### Structured figure records
"""

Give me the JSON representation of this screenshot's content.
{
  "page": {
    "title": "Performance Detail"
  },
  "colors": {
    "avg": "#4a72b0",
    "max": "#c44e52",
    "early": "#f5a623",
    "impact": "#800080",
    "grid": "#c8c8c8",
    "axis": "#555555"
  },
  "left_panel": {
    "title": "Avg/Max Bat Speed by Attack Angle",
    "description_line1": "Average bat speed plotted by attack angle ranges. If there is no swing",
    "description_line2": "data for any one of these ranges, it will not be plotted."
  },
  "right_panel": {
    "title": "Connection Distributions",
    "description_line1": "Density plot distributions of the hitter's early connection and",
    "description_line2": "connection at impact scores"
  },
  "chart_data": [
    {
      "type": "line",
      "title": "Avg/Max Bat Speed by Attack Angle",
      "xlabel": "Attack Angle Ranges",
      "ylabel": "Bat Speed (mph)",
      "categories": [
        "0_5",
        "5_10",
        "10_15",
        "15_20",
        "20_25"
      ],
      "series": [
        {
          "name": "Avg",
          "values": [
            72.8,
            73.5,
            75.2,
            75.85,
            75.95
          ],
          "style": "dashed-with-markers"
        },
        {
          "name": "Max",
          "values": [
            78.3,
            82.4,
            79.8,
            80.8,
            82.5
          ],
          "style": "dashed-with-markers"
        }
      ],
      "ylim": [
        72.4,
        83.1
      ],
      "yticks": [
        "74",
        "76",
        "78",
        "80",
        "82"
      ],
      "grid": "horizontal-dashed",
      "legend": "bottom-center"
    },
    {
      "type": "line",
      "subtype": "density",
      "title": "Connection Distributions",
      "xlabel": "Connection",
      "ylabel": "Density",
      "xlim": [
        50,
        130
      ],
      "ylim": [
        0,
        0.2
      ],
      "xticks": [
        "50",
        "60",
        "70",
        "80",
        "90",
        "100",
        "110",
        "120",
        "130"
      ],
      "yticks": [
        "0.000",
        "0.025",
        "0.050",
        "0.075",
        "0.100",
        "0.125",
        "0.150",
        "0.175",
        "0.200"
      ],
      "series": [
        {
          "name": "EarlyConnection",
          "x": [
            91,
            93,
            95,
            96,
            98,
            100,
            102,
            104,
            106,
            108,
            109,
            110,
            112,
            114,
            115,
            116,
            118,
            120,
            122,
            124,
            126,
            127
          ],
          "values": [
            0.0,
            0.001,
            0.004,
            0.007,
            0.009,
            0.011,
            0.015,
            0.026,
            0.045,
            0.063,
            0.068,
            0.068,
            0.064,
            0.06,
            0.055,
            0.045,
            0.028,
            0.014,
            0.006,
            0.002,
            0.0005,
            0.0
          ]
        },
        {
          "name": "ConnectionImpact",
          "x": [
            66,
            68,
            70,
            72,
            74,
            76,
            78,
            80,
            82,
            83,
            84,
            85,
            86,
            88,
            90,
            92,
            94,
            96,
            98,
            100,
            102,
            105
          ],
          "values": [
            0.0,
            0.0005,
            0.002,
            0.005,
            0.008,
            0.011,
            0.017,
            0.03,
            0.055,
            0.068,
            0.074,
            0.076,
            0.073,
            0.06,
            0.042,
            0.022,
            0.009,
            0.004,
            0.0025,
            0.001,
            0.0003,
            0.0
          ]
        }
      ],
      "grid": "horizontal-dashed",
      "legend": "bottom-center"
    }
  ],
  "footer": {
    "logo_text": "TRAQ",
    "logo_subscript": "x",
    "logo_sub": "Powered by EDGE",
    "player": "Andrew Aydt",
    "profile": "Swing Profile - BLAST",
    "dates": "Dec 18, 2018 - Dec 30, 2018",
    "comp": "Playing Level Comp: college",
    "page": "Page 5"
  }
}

"""

### Requirements
Repeat the records exactly, including every line.

### Final answer
Give me the JSON representation of this screenshot's content.
{
  "page": {
    "title": "Performance Detail"
  },
  "colors": {
    "avg": "#4a72b0",
    "max": "#c44e52",
    "early": "#f5a623",
    "impact": "#800080",
    "grid": "#c8c8c8",
    "axis": "#555555"
  },
  "left_panel": {
    "title": "Avg/Max Bat Speed by Attack Angle",
    "description_line1": "Average bat speed plotted by attack angle ranges. If there is no swing",
    "description_line2": "data for any one of these ranges, it will not be plotted."
  },
  "right_panel": {
    "title": "Connection Distributions",
    "description_line1": "Density plot distributions of the hitter's early connection and",
    "description_line2": "connection at impact scores"
  },
  "chart_data": [
    {
      "type": "line",
      "title": "Avg/Max Bat Speed by Attack Angle",
      "xlabel": "Attack Angle Ranges",
      "ylabel": "Bat Speed (mph)",
      "categories": [
        "0_5",
        "5_10",
        "10_15",
        "15_20",
        "20_25"
      ],
      "series": [
        {
          "name": "Avg",
          "values": [
            72.8,
            73.5,
            75.2,
            75.85,
            75.95
          ],
          "style": "dashed-with-markers"
        },
        {
          "name": "Max",
          "values": [
            78.3,
            82.4,
            79.8,
            80.8,
            82.5
          ],
          "style": "dashed-with-markers"
        }
      ],
      "ylim": [
        72.4,
        83.1
      ],
      "yticks": [
        "74",
        "76",
        "78",
        "80",
        "82"
      ],
      "grid": "horizontal-dashed",
      "legend": "bottom-center"
    },
    {
      "type": "line",
      "subtype": "density",
      "title": "Connection Distributions",
      "xlabel": "Connection",
      "ylabel": "Density",
      "xlim": [
        50,
        130
      ],
      "ylim": [
        0,
        0.2
      ],
      "xticks": [
        "50",
        "60",
        "70",
        "80",
        "90",
        "100",
        "110",
        "120",
        "130"
      ],
      "yticks": [
        "0.000",
        "0.025",
        "0.050",
        "0.075",
        "0.100",
        "0.125",
        "0.150",
        "0.175",
        "0.200"
      ],
      "series": [
        {
          "name": "EarlyConnection",
          "x": [
            91,
            93,
            95,
            96,
            98,
            100,
            102,
            104,
            106,
            108,
            109,
            110,
            112,
            114,
            115,
            116,
            118,
            120,
            122,
            124,
            126,
            127
          ],
          "values": [
            0.0,
            0.001,
            0.004,
            0.007,
            0.009,
            0.011,
            0.015,
            0.026,
            0.045,
            0.063,
            0.068,
            0.068,
            0.064,
            0.06,
            0.055,
            0.045,
            0.028,
            0.014,
            0.006,
            0.002,
            0.0005,
            0.0
          ]
        },
        {
          "name": "ConnectionImpact",
          "x": [
            66,
            68,
            70,
            72,
            74,
            76,
            78,
            80,
            82,
            83,
            84,
            85,
            86,
            88,
            90,
            92,
            94,
            96,
            98,
            100,
            102,
            105
          ],
          "values": [
            0.0,
            0.0005,
            0.002,
            0.005,
            0.008,
            0.011,
            0.017,
            0.03,
            0.055,
            0.068,
            0.074,
            0.076,
            0.073,
            0.06,
            0.042,
            0.022,
            0.009,
            0.004,
            0.0025,
            0.001,
            0.0003,
            0.0
          ]
        }
      ],
      "grid": "horizontal-dashed",
      "legend": "bottom-center"
    }
  ],
  "footer": {
    "logo_text": "TRAQ",
    "logo_subscript": "x",
    "logo_sub": "Powered by EDGE",
    "player": "Andrew Aydt",
    "profile": "Swing Profile - BLAST",
    "dates": "Dec 18, 2018 - Dec 30, 2018",
    "comp": "Playing Level Comp: college",
    "page": "Page 5"
  }
}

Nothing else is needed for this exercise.